• _PROBLEM TO SOLVE_:
Extract every line below that contains the word "其导函数为".

(Dataset rows)
◇ ◇ ◇

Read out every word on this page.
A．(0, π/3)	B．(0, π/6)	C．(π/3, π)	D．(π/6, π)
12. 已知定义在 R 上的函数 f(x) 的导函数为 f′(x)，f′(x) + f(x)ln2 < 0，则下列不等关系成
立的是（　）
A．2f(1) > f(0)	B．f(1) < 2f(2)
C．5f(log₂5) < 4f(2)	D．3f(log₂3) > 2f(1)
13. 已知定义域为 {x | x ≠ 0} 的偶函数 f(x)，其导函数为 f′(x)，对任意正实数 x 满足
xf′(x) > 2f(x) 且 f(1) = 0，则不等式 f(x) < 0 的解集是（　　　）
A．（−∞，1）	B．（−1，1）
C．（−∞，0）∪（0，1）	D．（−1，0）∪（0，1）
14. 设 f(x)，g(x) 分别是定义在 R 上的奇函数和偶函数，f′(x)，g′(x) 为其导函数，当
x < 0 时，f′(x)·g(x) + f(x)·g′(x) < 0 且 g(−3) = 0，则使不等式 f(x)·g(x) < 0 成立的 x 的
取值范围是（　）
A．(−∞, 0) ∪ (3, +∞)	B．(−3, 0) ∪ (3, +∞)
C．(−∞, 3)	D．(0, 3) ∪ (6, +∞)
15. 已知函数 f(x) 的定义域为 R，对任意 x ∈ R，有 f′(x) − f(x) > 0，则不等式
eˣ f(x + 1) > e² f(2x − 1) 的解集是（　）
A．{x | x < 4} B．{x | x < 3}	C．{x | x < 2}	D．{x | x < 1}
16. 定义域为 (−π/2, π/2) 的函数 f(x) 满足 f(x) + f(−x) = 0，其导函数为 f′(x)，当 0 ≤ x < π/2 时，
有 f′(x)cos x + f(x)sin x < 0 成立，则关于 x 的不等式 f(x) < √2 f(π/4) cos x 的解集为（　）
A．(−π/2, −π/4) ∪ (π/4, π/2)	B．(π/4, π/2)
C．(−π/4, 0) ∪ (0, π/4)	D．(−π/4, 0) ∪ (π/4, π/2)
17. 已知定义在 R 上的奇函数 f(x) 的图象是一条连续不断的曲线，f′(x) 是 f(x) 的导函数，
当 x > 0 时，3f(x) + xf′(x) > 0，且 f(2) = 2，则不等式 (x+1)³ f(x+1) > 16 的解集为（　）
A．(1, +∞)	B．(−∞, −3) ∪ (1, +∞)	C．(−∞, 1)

◇ ◇ ◇

• _EXPECTED ANSWER_:
13. 已知定义域为 {x | x ≠ 0} 的偶函数 f(x)，其导函数为 f′(x)，对任意正实数 x 满足
16. 定义域为 (−π/2, π/2) 的函数 f(x) 满足 f(x) + f(−x) = 0，其导函数为 f′(x)，当 0 ≤ x < π/2 时，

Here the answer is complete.